**Extract to read**
There are two components of secret surveillance – the act of surveillance and the secrecy under which it takes place. Importantly, neither component is necessarily problematic. Surveillance and secrecy are in fact both necessary for effective law enforcement and national security. Law enforcement agencies surely do not have to publish the names of people they are investigating and wire-tapping (with warrants!) has led to numerous convictions. The problem arises in the secrecy of the process by which we arrive at PRISM and the Verizon order. Secrecy of process threatens both the deliberative process and public accountability. There are two important measures that have contributed to this secrecy of process. I’ll take each in turn.



No Congressionally Authorized Domestic Intelligence Agency

First, formally speaking, the United States has not authorized a domestic intelligence agency. In the U.S., the main institutional intelligence players are the FBI and the CIA, both of which have Congressional statutes that authorize their existence. The FBI’s authority emerges from 28 USC 533 which states that the Attorney General is authorized to appoint officials "to detect and prosecute crimes against the United States." The CIA’s authority emerges from a post-World War II statute, the National Security Act of 1947, which authorized the first peacetime intelligence gathering organization the country had (officially) ever seen. Whereas the FBI is responsible for federal law enforcement, the CIA is responsible for foreign intelligence gathering and is explicitly prohibited from engaging in domestic activities.

Comparatively, the UK has both an FBI corollary (the Metropolitan Police) and a CIA corollary (MI6), and it also has a specifically designated domestic intelligence gathering outfit – MI5. The United States made an active decision not to create a domestic intelligence gathering organization. This comes from the historical instinct of our founders to move away from "general warrants" and to instead require "particularized suspicion" before conducting searches or seizures, a point which has been revisited and reinforced over the course of history. Moreover, our history of domestic surveillance has also been relatively bad. Consider the following domestic surveillance initiatives: the Palmer Raids, COINTELPRO, Watergate, and the army surveillance of Americans that motivated Laird v. Tatum – each of these initiatives is characterized by governmental abuse, has created discord and mistrust between the government and the public, and has delegitimized government institutions in a way that has had repercussions for years to come.

Though we have no formal domestic intelligence program, the PRISM disclosure and the Verizon order make very clear what some have long suspected: we have a very robust informal domestic intelligence program and it looks like its managed, at least in part, by the National Security Agency (NSA). Congress has never formally authorized the NSA. Despite this, the agency has received annual funding almost yearly since 1978 under the annual intelligence authorization acts.

This is problematic because traditionally there are two steps required for Congress to legitimize an intelligence gathering agency within the Executive Branch: first, it must authorize the creation of the entity (as it did with the CIA and the FBI); and second, it must appropriate money in the annual budget to support the entity. This recognizes Congress’s authority to control Executive Power in the first instance and also for years in the future. In this way, Congress is an on-going check and balance on the administrative powers of the Executive branch. It conducts oversight through its ability to establish a source of executive power and also through its annual authority to fund or defund existing institutions.

There are important reasons why Congress has to both authorize and appropriate. They involve two wholly different conversations. The first is a conversation about whether or not to do something; the second is a conversation about how to do something that one has already decided to do. Whereas the first involves a public debate on the role of domestic surveillance in the pursuit of national security, the latter is merely an implementing debate with the assumption being that we have collectively agreed to authorize domestic surveillance. By bypassing the authorization debate and moving directly to the appropriation debate, Congress operates from a place that implicitly accepts domestic surveillance as an appropriate function of government.

**Required actions**
A: In the passage on secret surveillance, what does it state for each of these?
(i) Which statute gave the CIA its authority?
(ii) What is the name of the UK's specifically designated domestic intelligence gathering outfit?
(iii) Since what year has the NSA received funding almost yearly under the annual intelligence authorization acts?
B: Can you rewrite the passage on secret surveillance from "First, formally speaking, the" to "in domestic activities.", swapping "foreign" for "overseas"?
The records are separate material with no connection to the passage on secret surveillance.

**Material shown**
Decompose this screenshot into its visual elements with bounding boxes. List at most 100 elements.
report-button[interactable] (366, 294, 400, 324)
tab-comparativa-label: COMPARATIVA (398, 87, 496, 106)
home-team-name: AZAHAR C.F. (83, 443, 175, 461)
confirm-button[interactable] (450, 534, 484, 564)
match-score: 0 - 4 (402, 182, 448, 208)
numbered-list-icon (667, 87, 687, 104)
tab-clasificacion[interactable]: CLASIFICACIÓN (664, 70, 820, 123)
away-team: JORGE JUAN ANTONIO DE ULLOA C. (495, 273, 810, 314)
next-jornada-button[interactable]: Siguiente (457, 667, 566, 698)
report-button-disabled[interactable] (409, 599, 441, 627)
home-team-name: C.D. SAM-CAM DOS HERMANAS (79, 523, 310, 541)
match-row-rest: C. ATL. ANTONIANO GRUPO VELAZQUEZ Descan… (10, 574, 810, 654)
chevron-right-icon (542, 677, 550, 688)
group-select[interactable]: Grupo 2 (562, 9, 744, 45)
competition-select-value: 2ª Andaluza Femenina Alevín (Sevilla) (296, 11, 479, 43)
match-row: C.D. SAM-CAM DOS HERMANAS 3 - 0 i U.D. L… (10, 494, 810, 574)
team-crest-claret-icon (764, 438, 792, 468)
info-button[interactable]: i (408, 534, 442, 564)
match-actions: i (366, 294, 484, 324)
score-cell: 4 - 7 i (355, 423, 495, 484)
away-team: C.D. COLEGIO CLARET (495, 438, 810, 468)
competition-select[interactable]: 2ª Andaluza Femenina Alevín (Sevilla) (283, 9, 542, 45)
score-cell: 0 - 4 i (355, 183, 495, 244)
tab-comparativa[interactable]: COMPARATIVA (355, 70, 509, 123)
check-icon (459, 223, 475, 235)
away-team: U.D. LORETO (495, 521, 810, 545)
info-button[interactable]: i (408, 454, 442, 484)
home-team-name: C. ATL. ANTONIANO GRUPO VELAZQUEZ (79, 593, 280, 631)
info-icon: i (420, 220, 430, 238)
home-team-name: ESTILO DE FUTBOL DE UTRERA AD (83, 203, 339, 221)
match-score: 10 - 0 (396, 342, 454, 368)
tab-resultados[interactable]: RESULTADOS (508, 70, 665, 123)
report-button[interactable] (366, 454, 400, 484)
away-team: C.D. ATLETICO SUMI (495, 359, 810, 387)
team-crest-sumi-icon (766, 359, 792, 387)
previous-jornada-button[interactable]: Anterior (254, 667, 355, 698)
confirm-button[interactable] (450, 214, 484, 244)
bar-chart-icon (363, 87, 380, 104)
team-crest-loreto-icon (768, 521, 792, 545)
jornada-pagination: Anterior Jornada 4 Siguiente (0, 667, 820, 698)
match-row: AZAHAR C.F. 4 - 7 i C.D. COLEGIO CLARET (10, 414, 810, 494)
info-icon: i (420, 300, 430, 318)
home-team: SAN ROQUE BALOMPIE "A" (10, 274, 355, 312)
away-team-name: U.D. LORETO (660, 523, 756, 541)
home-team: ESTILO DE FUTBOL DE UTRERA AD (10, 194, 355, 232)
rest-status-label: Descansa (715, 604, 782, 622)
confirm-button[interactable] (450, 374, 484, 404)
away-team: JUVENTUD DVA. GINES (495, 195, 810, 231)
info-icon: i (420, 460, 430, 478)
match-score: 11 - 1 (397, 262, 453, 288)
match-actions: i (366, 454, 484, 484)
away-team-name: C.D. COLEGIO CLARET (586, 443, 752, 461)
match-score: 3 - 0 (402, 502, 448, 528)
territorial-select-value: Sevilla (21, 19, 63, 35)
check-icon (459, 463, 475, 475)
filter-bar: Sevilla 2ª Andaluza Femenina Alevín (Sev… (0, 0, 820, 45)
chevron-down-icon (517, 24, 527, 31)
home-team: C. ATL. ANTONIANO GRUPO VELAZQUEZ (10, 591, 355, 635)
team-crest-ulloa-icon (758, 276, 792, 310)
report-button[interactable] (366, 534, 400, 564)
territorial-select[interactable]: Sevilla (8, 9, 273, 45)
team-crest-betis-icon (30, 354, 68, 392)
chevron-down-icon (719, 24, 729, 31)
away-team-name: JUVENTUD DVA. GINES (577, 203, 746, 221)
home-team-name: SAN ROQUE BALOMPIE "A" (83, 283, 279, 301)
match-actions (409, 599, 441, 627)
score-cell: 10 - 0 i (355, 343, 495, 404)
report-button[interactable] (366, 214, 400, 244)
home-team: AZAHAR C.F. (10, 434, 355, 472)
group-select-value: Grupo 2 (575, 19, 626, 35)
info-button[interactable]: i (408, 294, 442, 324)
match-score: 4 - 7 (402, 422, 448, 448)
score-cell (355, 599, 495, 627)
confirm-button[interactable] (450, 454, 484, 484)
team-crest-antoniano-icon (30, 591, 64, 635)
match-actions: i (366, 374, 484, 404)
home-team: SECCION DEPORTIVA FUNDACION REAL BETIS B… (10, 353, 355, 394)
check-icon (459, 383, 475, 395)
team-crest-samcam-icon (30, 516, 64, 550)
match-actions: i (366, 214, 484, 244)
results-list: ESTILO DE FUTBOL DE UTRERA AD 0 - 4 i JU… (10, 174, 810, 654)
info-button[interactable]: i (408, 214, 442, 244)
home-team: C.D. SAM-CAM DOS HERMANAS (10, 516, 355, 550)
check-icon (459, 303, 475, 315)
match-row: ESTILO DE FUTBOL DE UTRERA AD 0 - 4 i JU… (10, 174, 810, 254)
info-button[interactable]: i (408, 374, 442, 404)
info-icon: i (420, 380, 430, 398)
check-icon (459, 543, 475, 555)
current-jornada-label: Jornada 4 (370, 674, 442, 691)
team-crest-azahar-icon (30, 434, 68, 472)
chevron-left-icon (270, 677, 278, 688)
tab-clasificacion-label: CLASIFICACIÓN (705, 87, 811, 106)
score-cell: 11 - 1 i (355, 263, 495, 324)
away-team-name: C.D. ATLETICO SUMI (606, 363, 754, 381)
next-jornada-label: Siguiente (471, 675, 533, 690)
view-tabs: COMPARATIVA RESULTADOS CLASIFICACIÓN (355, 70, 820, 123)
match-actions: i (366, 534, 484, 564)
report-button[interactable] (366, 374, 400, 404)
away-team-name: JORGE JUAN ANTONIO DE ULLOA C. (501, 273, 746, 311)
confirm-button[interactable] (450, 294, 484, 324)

**Solutions to each task**
A:
(i) The National Security Act of 1947
(ii) MI5
(iii) 1978

B:
First, formally speaking, the United States has not authorized a domestic intelligence agency. In the U.S., the main institutional intelligence players are the FBI and the CIA, both of which have Congressional statutes that authorize their existence. The FBI’s authority emerges from 28 USC 533 which states that the Attorney General is authorized to appoint officials "to detect and prosecute crimes against the United States." The CIA’s authority emerges from a post-World War II statute, the National Security Act of 1947, which authorized the first peacetime intelligence gathering organization the country had (officially) ever seen. Whereas the FBI is responsible for federal law enforcement, the CIA is responsible for overseas intelligence gathering and is explicitly prohibited from engaging in domestic activities.